** Task statement **
Reproduce each record exactly.

:: Input records

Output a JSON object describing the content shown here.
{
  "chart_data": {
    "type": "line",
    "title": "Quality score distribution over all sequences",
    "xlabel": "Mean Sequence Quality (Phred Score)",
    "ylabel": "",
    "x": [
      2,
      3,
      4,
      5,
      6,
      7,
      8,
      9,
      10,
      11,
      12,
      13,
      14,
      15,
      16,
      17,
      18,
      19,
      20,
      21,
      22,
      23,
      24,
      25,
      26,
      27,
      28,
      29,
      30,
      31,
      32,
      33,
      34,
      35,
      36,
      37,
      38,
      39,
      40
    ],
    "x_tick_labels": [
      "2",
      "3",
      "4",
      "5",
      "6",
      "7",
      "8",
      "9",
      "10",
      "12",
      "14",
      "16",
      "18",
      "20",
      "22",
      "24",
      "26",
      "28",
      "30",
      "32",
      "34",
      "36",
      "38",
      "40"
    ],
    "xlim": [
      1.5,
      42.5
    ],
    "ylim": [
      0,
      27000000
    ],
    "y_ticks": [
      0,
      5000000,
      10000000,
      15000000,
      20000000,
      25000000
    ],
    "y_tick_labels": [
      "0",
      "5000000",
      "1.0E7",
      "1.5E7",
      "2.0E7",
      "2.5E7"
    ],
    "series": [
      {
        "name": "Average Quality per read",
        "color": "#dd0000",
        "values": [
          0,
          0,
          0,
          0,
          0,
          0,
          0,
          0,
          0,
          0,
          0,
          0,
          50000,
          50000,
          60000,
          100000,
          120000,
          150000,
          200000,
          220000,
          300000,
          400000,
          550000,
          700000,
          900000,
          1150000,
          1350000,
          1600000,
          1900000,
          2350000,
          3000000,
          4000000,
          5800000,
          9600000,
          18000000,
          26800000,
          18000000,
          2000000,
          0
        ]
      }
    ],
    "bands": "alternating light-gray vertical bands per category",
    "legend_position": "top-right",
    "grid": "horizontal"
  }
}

::::

** Written reply **
Output a JSON object describing the content shown here.
{
  "chart_data": {
    "type": "line",
    "title": "Quality score distribution over all sequences",
    "xlabel": "Mean Sequence Quality (Phred Score)",
    "ylabel": "",
    "x": [
      2,
      3,
      4,
      5,
      6,
      7,
      8,
      9,
      10,
      11,
      12,
      13,
      14,
      15,
      16,
      17,
      18,
      19,
      20,
      21,
      22,
      23,
      24,
      25,
      26,
      27,
      28,
      29,
      30,
      31,
      32,
      33,
      34,
      35,
      36,
      37,
      38,
      39,
      40
    ],
    "x_tick_labels": [
      "2",
      "3",
      "4",
      "5",
      "6",
      "7",
      "8",
      "9",
      "10",
      "12",
      "14",
      "16",
      "18",
      "20",
      "22",
      "24",
      "26",
      "28",
      "30",
      "32",
      "34",
      "36",
      "38",
      "40"
    ],
    "xlim": [
      1.5,
      42.5
    ],
    "ylim": [
      0,
      27000000
    ],
    "y_ticks": [
      0,
      5000000,
      10000000,
      15000000,
      20000000,
      25000000
    ],
    "y_tick_labels": [
      "0",
      "5000000",
      "1.0E7",
      "1.5E7",
      "2.0E7",
      "2.5E7"
    ],
    "series": [
      {
        "name": "Average Quality per read",
        "color": "#dd0000",
        "values": [
          0,
          0,
          0,
          0,
          0,
          0,
          0,
          0,
          0,
          0,
          0,
          0,
          50000,
          50000,
          60000,
          100000,
          120000,
          150000,
          200000,
          220000,
          300000,
          400000,
          550000,
          700000,
          900000,
          1150000,
          1350000,
          1600000,
          1900000,
          2350000,
          3000000,
          4000000,
          5800000,
          9600000,
          18000000,
          26800000,
          18000000,
          2000000,
          0
        ]
      }
    ],
    "bands": "alternating light-gray vertical bands per category",
    "legend_position": "top-right",
    "grid": "horizontal"
  }
}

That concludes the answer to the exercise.